> **The request**
Transcribe each line of the records below exactly, excluding any embedded images.

> **Recorded information**
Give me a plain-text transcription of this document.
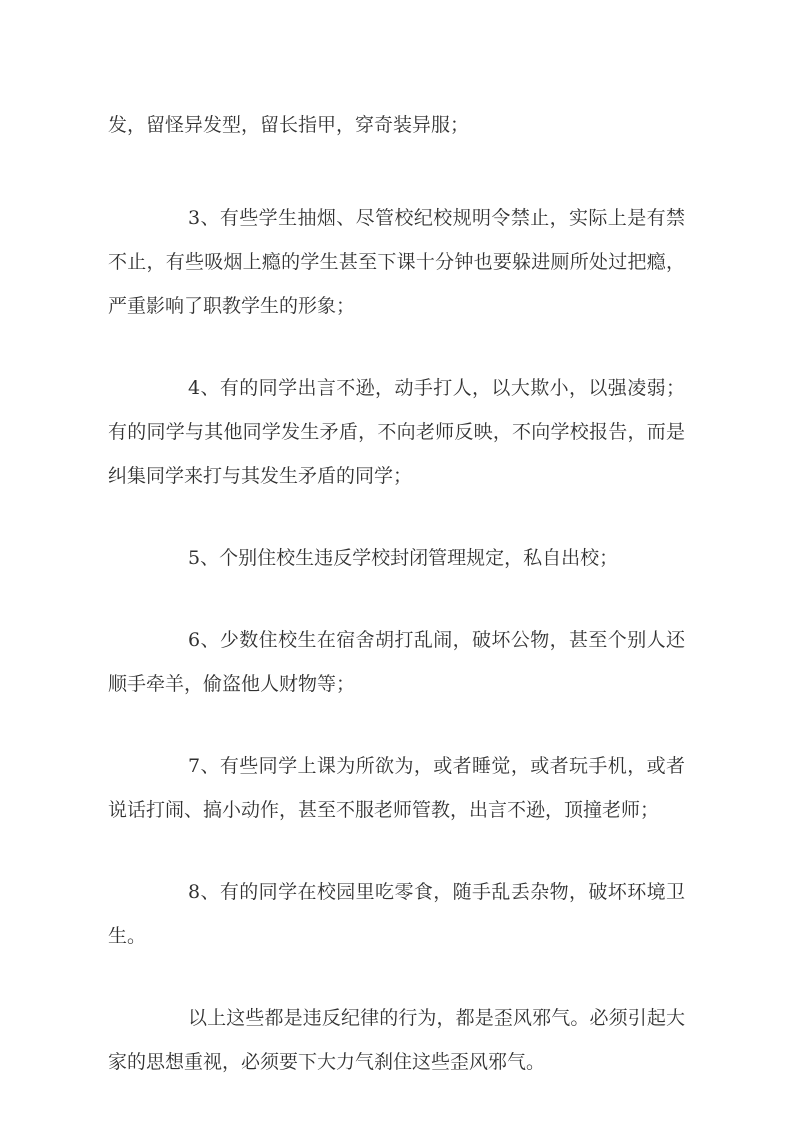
发，留怪异发型，留长指甲，穿奇装异服；

3、有些学生抽烟、尽管校纪校规明令禁止，实际上是有禁不止，有些吸烟上瘾的学生甚至下课十分钟也要躲进厕所处过把瘾，严重影响了职教学生的形象；

4、有的同学出言不逊，动手打人，以大欺小，以强凌弱；有的同学与其他同学发生矛盾，不向老师反映，不向学校报告，而是纠集同学来打与其发生矛盾的同学；

5、个别住校生违反学校封闭管理规定，私自出校；

6、少数住校生在宿舍胡打乱闹，破坏公物，甚至个别人还顺手牵羊，偷盗他人财物等；

7、有些同学上课为所欲为，或者睡觉，或者玩手机，或者说话打闹、搞小动作，甚至不服老师管教，出言不逊，顶撞老师；

8、有的同学在校园里吃零食，随手乱丢杂物，破坏环境卫生。

以上这些都是违反纪律的行为，都是歪风邪气。必须引起大家的思想重视，必须要下大力气刹住这些歪风邪气。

> **Full solution**
Give me a plain-text transcription of this document.
发，留怪异发型，留长指甲，穿奇装异服；

3、有些学生抽烟、尽管校纪校规明令禁止，实际上是有禁不止，有些吸烟上瘾的学生甚至下课十分钟也要躲进厕所处过把瘾，严重影响了职教学生的形象；

4、有的同学出言不逊，动手打人，以大欺小，以强凌弱；有的同学与其他同学发生矛盾，不向老师反映，不向学校报告，而是纠集同学来打与其发生矛盾的同学；

5、个别住校生违反学校封闭管理规定，私自出校；

6、少数住校生在宿舍胡打乱闹，破坏公物，甚至个别人还顺手牵羊，偷盗他人财物等；

7、有些同学上课为所欲为，或者睡觉，或者玩手机，或者说话打闹、搞小动作，甚至不服老师管教，出言不逊，顶撞老师；

8、有的同学在校园里吃零食，随手乱丢杂物，破坏环境卫生。

以上这些都是违反纪律的行为，都是歪风邪气。必须引起大家的思想重视，必须要下大力气刹住这些歪风邪气。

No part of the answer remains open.